Objective —
Your copy of the material below should match it exactly, except that it holds no pictures.

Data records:
----------
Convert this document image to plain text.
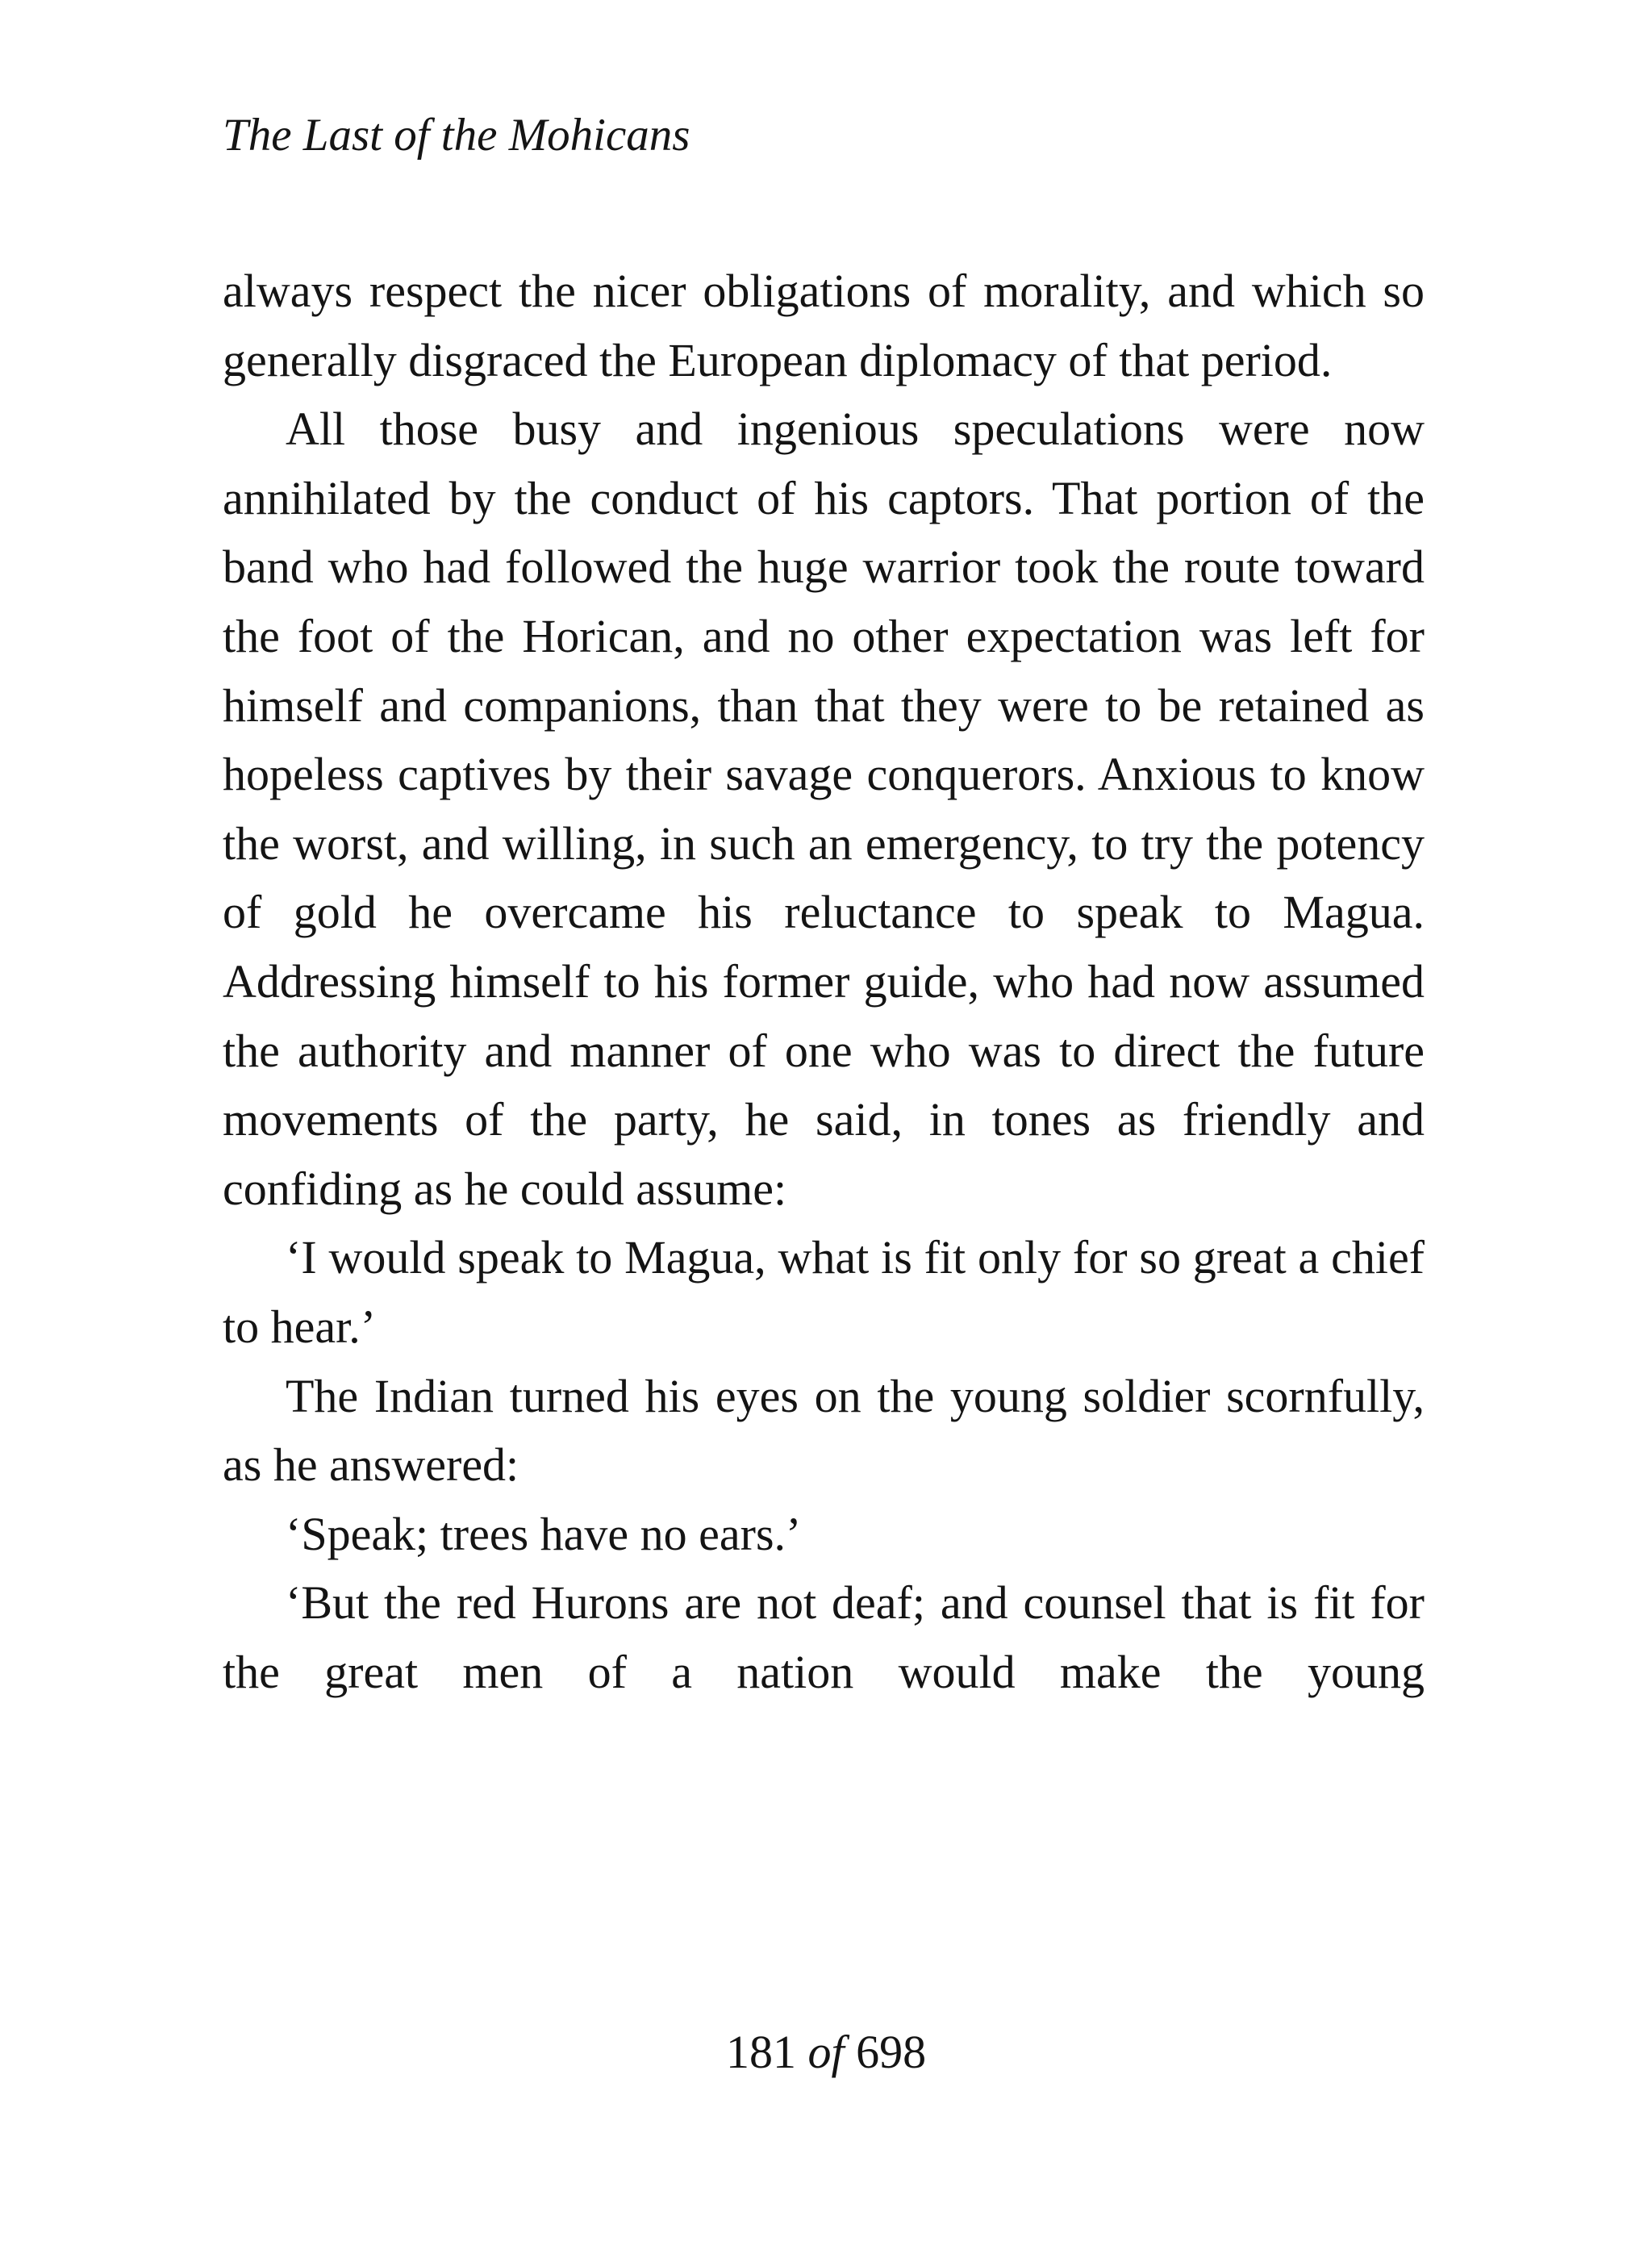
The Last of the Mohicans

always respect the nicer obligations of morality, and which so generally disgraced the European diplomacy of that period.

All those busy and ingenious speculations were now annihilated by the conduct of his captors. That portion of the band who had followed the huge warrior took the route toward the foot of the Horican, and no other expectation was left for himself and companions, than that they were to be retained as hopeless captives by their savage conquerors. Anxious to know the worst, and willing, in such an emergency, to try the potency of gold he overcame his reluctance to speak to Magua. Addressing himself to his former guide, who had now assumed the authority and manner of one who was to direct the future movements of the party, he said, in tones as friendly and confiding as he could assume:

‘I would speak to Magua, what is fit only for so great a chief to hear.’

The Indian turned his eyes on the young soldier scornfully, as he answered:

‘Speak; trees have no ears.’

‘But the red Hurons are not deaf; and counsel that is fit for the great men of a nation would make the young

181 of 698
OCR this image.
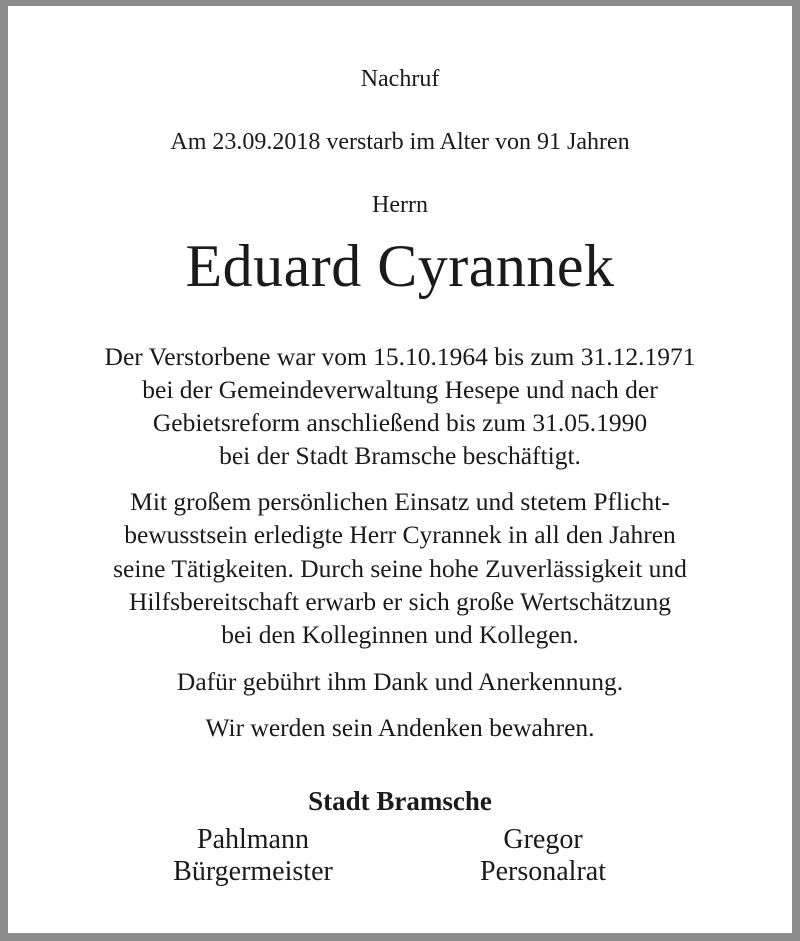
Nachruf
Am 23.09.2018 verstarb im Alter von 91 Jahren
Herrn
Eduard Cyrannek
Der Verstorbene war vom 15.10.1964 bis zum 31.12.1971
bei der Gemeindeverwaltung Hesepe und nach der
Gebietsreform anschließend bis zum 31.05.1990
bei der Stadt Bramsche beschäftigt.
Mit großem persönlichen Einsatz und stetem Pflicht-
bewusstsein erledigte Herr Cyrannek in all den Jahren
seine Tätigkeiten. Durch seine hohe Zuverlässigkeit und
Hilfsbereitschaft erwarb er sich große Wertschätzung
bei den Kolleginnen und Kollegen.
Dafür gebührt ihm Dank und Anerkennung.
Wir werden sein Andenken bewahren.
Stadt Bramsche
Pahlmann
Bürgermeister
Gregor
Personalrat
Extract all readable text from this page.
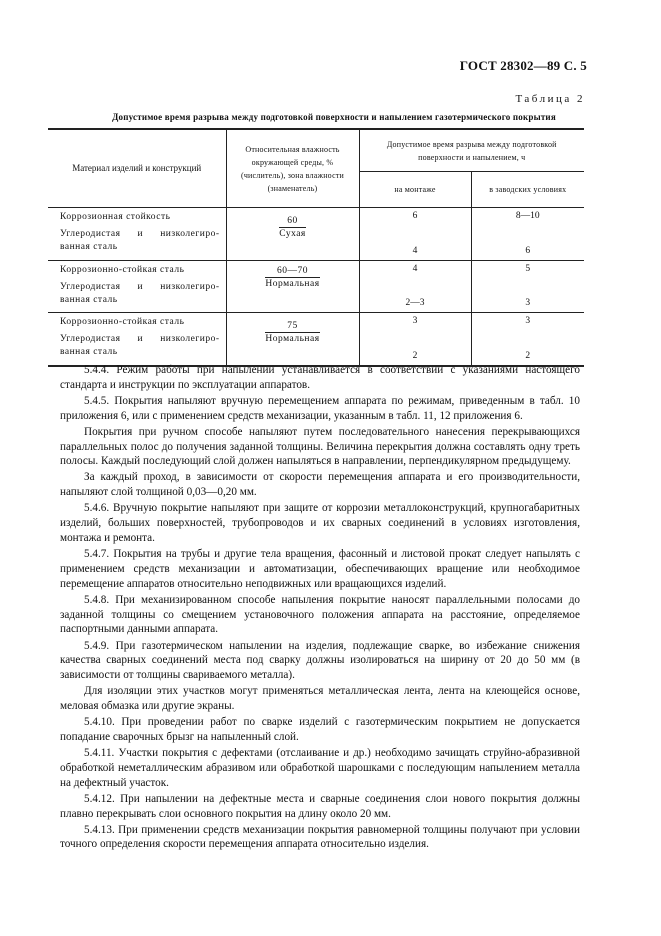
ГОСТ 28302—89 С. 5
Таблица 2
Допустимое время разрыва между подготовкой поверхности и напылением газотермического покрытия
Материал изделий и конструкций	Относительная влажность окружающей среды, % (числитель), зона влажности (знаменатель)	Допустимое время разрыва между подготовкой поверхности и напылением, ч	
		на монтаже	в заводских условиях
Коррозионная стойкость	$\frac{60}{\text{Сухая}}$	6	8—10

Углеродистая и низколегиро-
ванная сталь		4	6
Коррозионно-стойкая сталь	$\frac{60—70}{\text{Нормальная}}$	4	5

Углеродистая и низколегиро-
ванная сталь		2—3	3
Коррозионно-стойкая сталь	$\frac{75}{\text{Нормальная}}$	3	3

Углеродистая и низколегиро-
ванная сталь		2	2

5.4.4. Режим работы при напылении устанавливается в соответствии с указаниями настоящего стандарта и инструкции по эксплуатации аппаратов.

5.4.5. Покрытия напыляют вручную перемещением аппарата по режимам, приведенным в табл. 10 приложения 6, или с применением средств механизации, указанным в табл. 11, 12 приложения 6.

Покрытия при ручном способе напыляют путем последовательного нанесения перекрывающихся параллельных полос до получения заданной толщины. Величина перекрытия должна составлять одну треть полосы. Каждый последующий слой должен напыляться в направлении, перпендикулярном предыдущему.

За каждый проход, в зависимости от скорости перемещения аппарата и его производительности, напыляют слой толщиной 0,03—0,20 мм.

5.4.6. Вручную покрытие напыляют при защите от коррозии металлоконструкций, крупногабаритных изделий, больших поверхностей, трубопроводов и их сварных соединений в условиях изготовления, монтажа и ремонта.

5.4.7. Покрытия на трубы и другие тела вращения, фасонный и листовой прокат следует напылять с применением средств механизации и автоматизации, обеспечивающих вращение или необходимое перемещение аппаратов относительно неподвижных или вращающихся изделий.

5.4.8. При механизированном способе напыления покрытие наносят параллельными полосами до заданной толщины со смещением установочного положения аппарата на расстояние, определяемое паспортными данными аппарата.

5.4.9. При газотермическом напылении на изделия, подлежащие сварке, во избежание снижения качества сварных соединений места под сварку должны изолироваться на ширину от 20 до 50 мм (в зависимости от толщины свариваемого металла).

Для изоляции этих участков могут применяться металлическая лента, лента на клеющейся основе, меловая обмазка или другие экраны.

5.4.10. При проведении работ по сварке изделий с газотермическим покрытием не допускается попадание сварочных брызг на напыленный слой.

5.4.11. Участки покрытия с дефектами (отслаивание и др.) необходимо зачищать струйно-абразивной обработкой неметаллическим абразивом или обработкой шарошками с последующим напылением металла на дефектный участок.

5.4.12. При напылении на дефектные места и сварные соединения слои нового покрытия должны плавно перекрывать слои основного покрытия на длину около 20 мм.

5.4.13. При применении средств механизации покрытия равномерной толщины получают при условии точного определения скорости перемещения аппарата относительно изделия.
----------
Task response —
Convert this document image to plain text.
The Last of the Mohicans

always respect the nicer obligations of morality, and which so generally disgraced the European diplomacy of that period.

All those busy and ingenious speculations were now annihilated by the conduct of his captors. That portion of the band who had followed the huge warrior took the route toward the foot of the Horican, and no other expectation was left for himself and companions, than that they were to be retained as hopeless captives by their savage conquerors. Anxious to know the worst, and willing, in such an emergency, to try the potency of gold he overcame his reluctance to speak to Magua. Addressing himself to his former guide, who had now assumed the authority and manner of one who was to direct the future movements of the party, he said, in tones as friendly and confiding as he could assume:

‘I would speak to Magua, what is fit only for so great a chief to hear.’

The Indian turned his eyes on the young soldier scornfully, as he answered:

‘Speak; trees have no ears.’

‘But the red Hurons are not deaf; and counsel that is fit for the great men of a nation would make the young

181 of 698
OCR this image.
Nachruf
Am 23.09.2018 verstarb im Alter von 91 Jahren
Herrn
Eduard Cyrannek
Der Verstorbene war vom 15.10.1964 bis zum 31.12.1971
bei der Gemeindeverwaltung Hesepe und nach der
Gebietsreform anschließend bis zum 31.05.1990
bei der Stadt Bramsche beschäftigt.
Mit großem persönlichen Einsatz und stetem Pflicht-
bewusstsein erledigte Herr Cyrannek in all den Jahren
seine Tätigkeiten. Durch seine hohe Zuverlässigkeit und
Hilfsbereitschaft erwarb er sich große Wertschätzung
bei den Kolleginnen und Kollegen.
Dafür gebührt ihm Dank und Anerkennung.
Wir werden sein Andenken bewahren.
Stadt Bramsche
Pahlmann
Bürgermeister
Gregor
Personalrat
Extract all readable text from this page.
ГОСТ 28302—89 С. 5
Таблица 2
Допустимое время разрыва между подготовкой поверхности и напылением газотермического покрытия
Материал изделий и конструкций	Относительная влажность окружающей среды, % (числитель), зона влажности (знаменатель)	Допустимое время разрыва между подготовкой поверхности и напылением, ч	
		на монтаже	в заводских условиях
Коррозионная стойкость	$\frac{60}{\text{Сухая}}$	6	8—10

Углеродистая и низколегиро-
ванная сталь		4	6
Коррозионно-стойкая сталь	$\frac{60—70}{\text{Нормальная}}$	4	5

Углеродистая и низколегиро-
ванная сталь		2—3	3
Коррозионно-стойкая сталь	$\frac{75}{\text{Нормальная}}$	3	3

Углеродистая и низколегиро-
ванная сталь		2	2

5.4.4. Режим работы при напылении устанавливается в соответствии с указаниями настоящего стандарта и инструкции по эксплуатации аппаратов.

5.4.5. Покрытия напыляют вручную перемещением аппарата по режимам, приведенным в табл. 10 приложения 6, или с применением средств механизации, указанным в табл. 11, 12 приложения 6.

Покрытия при ручном способе напыляют путем последовательного нанесения перекрывающихся параллельных полос до получения заданной толщины. Величина перекрытия должна составлять одну треть полосы. Каждый последующий слой должен напыляться в направлении, перпендикулярном предыдущему.

За каждый проход, в зависимости от скорости перемещения аппарата и его производительности, напыляют слой толщиной 0,03—0,20 мм.

5.4.6. Вручную покрытие напыляют при защите от коррозии металлоконструкций, крупногабаритных изделий, больших поверхностей, трубопроводов и их сварных соединений в условиях изготовления, монтажа и ремонта.

5.4.7. Покрытия на трубы и другие тела вращения, фасонный и листовой прокат следует напылять с применением средств механизации и автоматизации, обеспечивающих вращение или необходимое перемещение аппаратов относительно неподвижных или вращающихся изделий.

5.4.8. При механизированном способе напыления покрытие наносят параллельными полосами до заданной толщины со смещением установочного положения аппарата на расстояние, определяемое паспортными данными аппарата.

5.4.9. При газотермическом напылении на изделия, подлежащие сварке, во избежание снижения качества сварных соединений места под сварку должны изолироваться на ширину от 20 до 50 мм (в зависимости от толщины свариваемого металла).

Для изоляции этих участков могут применяться металлическая лента, лента на клеющейся основе, меловая обмазка или другие экраны.

5.4.10. При проведении работ по сварке изделий с газотермическим покрытием не допускается попадание сварочных брызг на напыленный слой.

5.4.11. Участки покрытия с дефектами (отслаивание и др.) необходимо зачищать струйно-абразивной обработкой неметаллическим абразивом или обработкой шарошками с последующим напылением металла на дефектный участок.

5.4.12. При напылении на дефектные места и сварные соединения слои нового покрытия должны плавно перекрывать слои основного покрытия на длину около 20 мм.

5.4.13. При применении средств механизации покрытия равномерной толщины получают при условии точного определения скорости перемещения аппарата относительно изделия.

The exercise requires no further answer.